[RECORDS FOR PROCESSING start]

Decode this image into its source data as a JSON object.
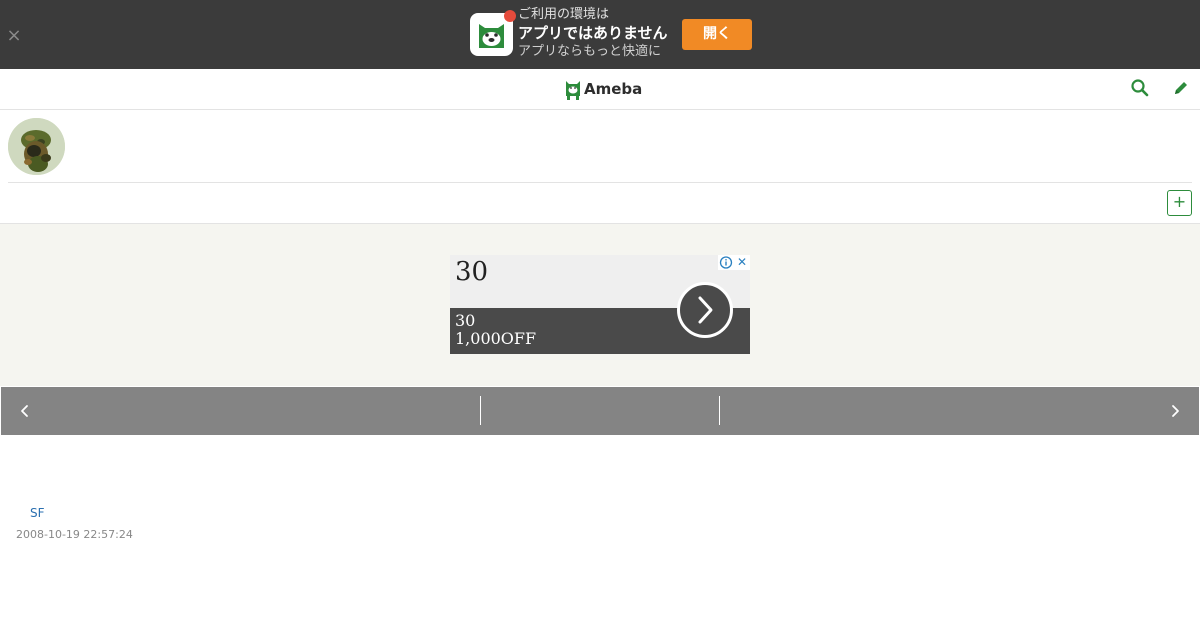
{
  "banner": {
    "close_label": "×",
    "line1": "ご利用の環境は",
    "line2": "アプリではありません",
    "line3": "アプリならもっと快適に",
    "open_label": "開く",
    "app_icon": "ameba-dog-icon",
    "accent_color": "#f18a25",
    "notify_color": "#e64b3c"
  },
  "header": {
    "logo_text": "Ameba",
    "brand_color": "#2d8c3c",
    "search_icon": "search-icon",
    "edit_icon": "pencil-icon"
  },
  "profile": {
    "avatar": "avatar-image"
  },
  "nav": {
    "plus_label": "+"
  },
  "ad": {
    "headline": "30",
    "line1": "30",
    "line2": "1,000OFF",
    "info_label": "ⓘ",
    "close_label": "✕"
  },
  "entry": {
    "tag": "SF",
    "date": "2008-10-19 22:57:24"
  }
}
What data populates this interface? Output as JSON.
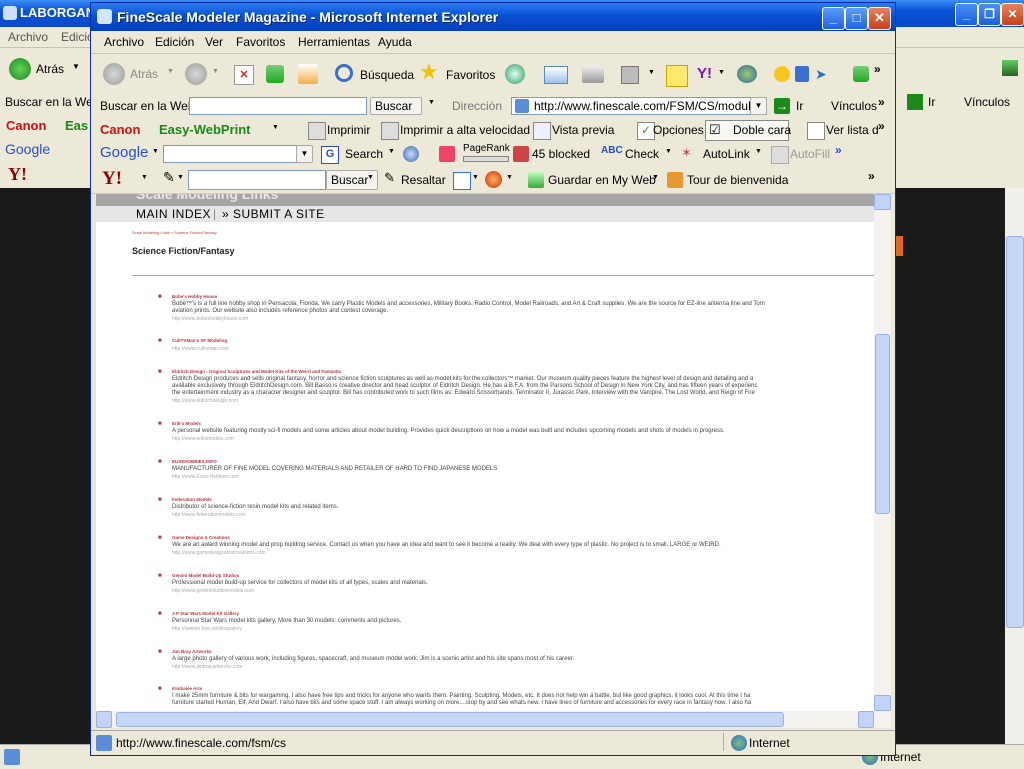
{
  "background_window": {
    "title": "LABORGAN",
    "menu": [
      "Archivo",
      "Edició"
    ],
    "back_label": "Atrás",
    "search_label": "Buscar en la Web",
    "go_label": "Ir",
    "links_label": "Vínculos",
    "canon_label": "Canon",
    "easy_label": "Eas",
    "google_label": "Google",
    "status_zone": "Internet"
  },
  "window": {
    "title": "FineScale Modeler Magazine - Microsoft Internet Explorer",
    "menu": [
      "Archivo",
      "Edición",
      "Ver",
      "Favoritos",
      "Herramientas",
      "Ayuda"
    ],
    "toolbar": {
      "back": "Atrás",
      "search": "Búsqueda",
      "favorites": "Favoritos"
    },
    "address_bar": {
      "search_label": "Buscar en la Web",
      "search_button": "Buscar",
      "address_label": "Dirección",
      "url": "http://www.finescale.com/FSM/CS/modules/l",
      "go_label": "Ir",
      "links_label": "Vínculos"
    },
    "canon_bar": {
      "brand": "Canon",
      "product": "Easy-WebPrint",
      "print": "Imprimir",
      "print_fast": "Imprimir a alta velocidad",
      "preview": "Vista previa",
      "options": "Opciones",
      "duplex": "Doble cara",
      "list": "Ver lista d"
    },
    "google_bar": {
      "brand": "Google",
      "search": "Search",
      "pagerank": "PageRank",
      "blocked": "45 blocked",
      "check": "Check",
      "autolink": "AutoLink",
      "autofill": "AutoFill"
    },
    "yahoo_bar": {
      "brand": "Y!",
      "search": "Buscar",
      "highlight": "Resaltar",
      "save": "Guardar en My Web",
      "tour": "Tour de bienvenida"
    },
    "status": {
      "url": "http://www.finescale.com/fsm/cs",
      "zone": "Internet"
    }
  },
  "page": {
    "header_title": "Scale Modeling Links",
    "nav": [
      "MAIN INDEX",
      "|",
      "» SUBMIT A SITE"
    ],
    "breadcrumb": "Scale Modeling Links  »  Science Fiction/Fantasy",
    "section_title": "Science Fiction/Fantasy",
    "entries": [
      {
        "name": "Bobe's Hobby House",
        "desc": [
          "Bobe™'s is a full line hobby shop in Pensacola, Florida. We carry Plastic Models and accessories, Military Books, Radio Control, Model Railroads, and Art & Craft supplies. We are the source for EZ-line antenna line and Tom",
          "aviation prints. Our website also includes reference photos and contest coverage."
        ],
        "url": "http://www.bobeshobbyhouse.com"
      },
      {
        "name": "CultTVMan's SF Modeling",
        "desc": [],
        "url": "http://www.culttvman.com"
      },
      {
        "name": "Eldritch Design - Original Sculptures and Model Kits of the Weird and Fantastic",
        "desc": [
          "Eldritch Design produces and sells original fantasy, horror and science fiction sculptures as well as model kits for the collectors™ market. Our museum quality pieces feature the highest level of design and detailing and a",
          "available exclusively through EldritchDesign.com. Bill Basso is creative director and head sculptor of Eldritch Design. He has a B.F.A. from the Parsons School of Design in New York City, and has fifteen years of experienc",
          "the entertainment industry as a character designer and sculptor. Bill has contributed work to such films as: Edward Scissorhands, Terminator II, Jurassic Park, Interview with the Vampire, The Lost World, and Reign of Fire"
        ],
        "url": "http://www.eldritchdesign.com"
      },
      {
        "name": "Erik's Models",
        "desc": [
          "A personal website featuring mostly sci-fi models and some articles about model building. Provides quick descriptions on how a model was built and includes upcoming models and shots of models in progress."
        ],
        "url": "http://www.eriksmodels.com"
      },
      {
        "name": "EUSEHOBBIES INFO",
        "desc": [
          "MANUFACTURER OF FINE MODEL COVERING MATERIALS AND RETAILER OF HARD TO FIND JAPANESE MODELS"
        ],
        "url": "http://www.Euse-Hobbies.com"
      },
      {
        "name": "Federation Models",
        "desc": [
          "Distributor of science-fiction resin model kits and related items."
        ],
        "url": "http://www.federationmodels.com"
      },
      {
        "name": "Game Designs & Creations",
        "desc": [
          "We are an award winning model and prop building service. Contact us when you have an idea and want to see it become a reality. We deal with every type of plastic. No project is to small, LARGE or WEIRD."
        ],
        "url": "http://www.gamedesignsandcreations.com"
      },
      {
        "name": "Gemini Model Build-Up Studios",
        "desc": [
          "Professional model build-up service for collectors of model kits of all types, scales and materials."
        ],
        "url": "http://www.geministudiosmodels.com"
      },
      {
        "name": "J-P Star Wars Model Kit Gallery",
        "desc": [
          "Personnal Star Wars model kits gallery. More than 30 models: comments and pictures."
        ],
        "url": "http://sweets.free.net/kitsgallery"
      },
      {
        "name": "Jim Bray Artworks",
        "desc": [
          "A large photo gallery of various work, including figures, spacecraft, and museum model work. Jim is a scenic artist and his site spans most of his career."
        ],
        "url": "http://www.jimbrayartworks.com"
      },
      {
        "name": "Kimbalee Arts",
        "desc": [
          "I make 25mm furniture & bits for wargaming. I also have free tips and tricks for anyone who wants them. Painting, Sculpting, Models, etc. It does not help win a battle, but like good graphics, it looks cool. At this time I ha",
          "furniture started Human, Elf, And Dwarf. I also have bits and some space stuff. I am always working on more....stop by and see whats new. I have lines of furniture and accessories for every race in fantasy now. I also ha"
        ],
        "url": ""
      }
    ]
  },
  "colors": {
    "titlebar": "#0850d6",
    "chrome": "#ece9d8",
    "link_red": "#b34",
    "header_gray": "#a6a6a6"
  }
}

[RECORDS FOR PROCESSING end]

▶ WHAT YOU HAVE TO DO: Gather each line of the records holding the string "accessories".

▶ THE REPLY:
          "Bobe™'s is a full line hobby shop in Pensacola, Florida. We carry Plastic Models and accessories, Military Books, Radio Control, Model Railroads, and Art & Craft supplies. We are the source for EZ-line antenna line and Tom",
          "furniture started Human, Elf, And Dwarf. I also have bits and some space stuff. I am always working on more....stop by and see whats new. I have lines of furniture and accessories for every race in fantasy now. I also ha"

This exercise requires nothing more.